# START OF TASK DATA
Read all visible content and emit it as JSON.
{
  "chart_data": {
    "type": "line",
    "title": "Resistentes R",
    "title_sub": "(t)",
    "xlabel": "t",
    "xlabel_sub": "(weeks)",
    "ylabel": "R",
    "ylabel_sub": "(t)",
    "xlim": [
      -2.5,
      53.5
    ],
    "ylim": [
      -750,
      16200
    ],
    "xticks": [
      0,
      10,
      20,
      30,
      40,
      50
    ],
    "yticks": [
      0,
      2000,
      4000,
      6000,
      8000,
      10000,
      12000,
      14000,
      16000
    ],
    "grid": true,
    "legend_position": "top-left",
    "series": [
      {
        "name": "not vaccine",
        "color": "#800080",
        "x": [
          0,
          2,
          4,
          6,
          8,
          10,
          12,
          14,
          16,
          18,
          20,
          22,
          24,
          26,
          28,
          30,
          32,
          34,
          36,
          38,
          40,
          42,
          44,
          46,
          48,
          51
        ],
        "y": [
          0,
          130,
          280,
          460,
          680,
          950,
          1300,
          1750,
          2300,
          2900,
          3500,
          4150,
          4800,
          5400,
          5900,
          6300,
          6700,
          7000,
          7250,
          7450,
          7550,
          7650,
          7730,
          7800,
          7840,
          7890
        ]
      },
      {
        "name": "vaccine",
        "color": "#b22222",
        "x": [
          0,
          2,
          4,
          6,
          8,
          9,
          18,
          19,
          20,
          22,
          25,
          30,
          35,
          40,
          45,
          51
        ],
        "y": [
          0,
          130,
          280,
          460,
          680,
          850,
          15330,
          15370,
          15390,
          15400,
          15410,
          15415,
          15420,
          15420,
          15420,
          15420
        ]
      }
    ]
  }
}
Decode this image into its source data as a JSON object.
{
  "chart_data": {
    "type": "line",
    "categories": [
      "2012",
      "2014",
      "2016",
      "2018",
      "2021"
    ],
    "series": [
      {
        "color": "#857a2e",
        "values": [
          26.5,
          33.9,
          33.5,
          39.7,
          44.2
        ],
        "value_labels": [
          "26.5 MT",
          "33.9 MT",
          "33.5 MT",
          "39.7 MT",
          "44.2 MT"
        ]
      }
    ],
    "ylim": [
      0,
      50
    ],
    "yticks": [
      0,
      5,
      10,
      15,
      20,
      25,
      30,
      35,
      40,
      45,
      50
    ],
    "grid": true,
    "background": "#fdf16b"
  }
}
# END OF TASK DATA
● **STATED PROBLEM**: Every record above needs to be repeated word for word.

● **FULL OUTPUT**:
Read all visible content and emit it as JSON.
{
  "chart_data": {
    "type": "line",
    "title": "Resistentes R",
    "title_sub": "(t)",
    "xlabel": "t",
    "xlabel_sub": "(weeks)",
    "ylabel": "R",
    "ylabel_sub": "(t)",
    "xlim": [
      -2.5,
      53.5
    ],
    "ylim": [
      -750,
      16200
    ],
    "xticks": [
      0,
      10,
      20,
      30,
      40,
      50
    ],
    "yticks": [
      0,
      2000,
      4000,
      6000,
      8000,
      10000,
      12000,
      14000,
      16000
    ],
    "grid": true,
    "legend_position": "top-left",
    "series": [
      {
        "name": "not vaccine",
        "color": "#800080",
        "x": [
          0,
          2,
          4,
          6,
          8,
          10,
          12,
          14,
          16,
          18,
          20,
          22,
          24,
          26,
          28,
          30,
          32,
          34,
          36,
          38,
          40,
          42,
          44,
          46,
          48,
          51
        ],
        "y": [
          0,
          130,
          280,
          460,
          680,
          950,
          1300,
          1750,
          2300,
          2900,
          3500,
          4150,
          4800,
          5400,
          5900,
          6300,
          6700,
          7000,
          7250,
          7450,
          7550,
          7650,
          7730,
          7800,
          7840,
          7890
        ]
      },
      {
        "name": "vaccine",
        "color": "#b22222",
        "x": [
          0,
          2,
          4,
          6,
          8,
          9,
          18,
          19,
          20,
          22,
          25,
          30,
          35,
          40,
          45,
          51
        ],
        "y": [
          0,
          130,
          280,
          460,
          680,
          850,
          15330,
          15370,
          15390,
          15400,
          15410,
          15415,
          15420,
          15420,
          15420,
          15420
        ]
      }
    ]
  }
}
Decode this image into its source data as a JSON object.
{
  "chart_data": {
    "type": "line",
    "categories": [
      "2012",
      "2014",
      "2016",
      "2018",
      "2021"
    ],
    "series": [
      {
        "color": "#857a2e",
        "values": [
          26.5,
          33.9,
          33.5,
          39.7,
          44.2
        ],
        "value_labels": [
          "26.5 MT",
          "33.9 MT",
          "33.5 MT",
          "39.7 MT",
          "44.2 MT"
        ]
      }
    ],
    "ylim": [
      0,
      50
    ],
    "yticks": [
      0,
      5,
      10,
      15,
      20,
      25,
      30,
      35,
      40,
      45,
      50
    ],
    "grid": true,
    "background": "#fdf16b"
  }
}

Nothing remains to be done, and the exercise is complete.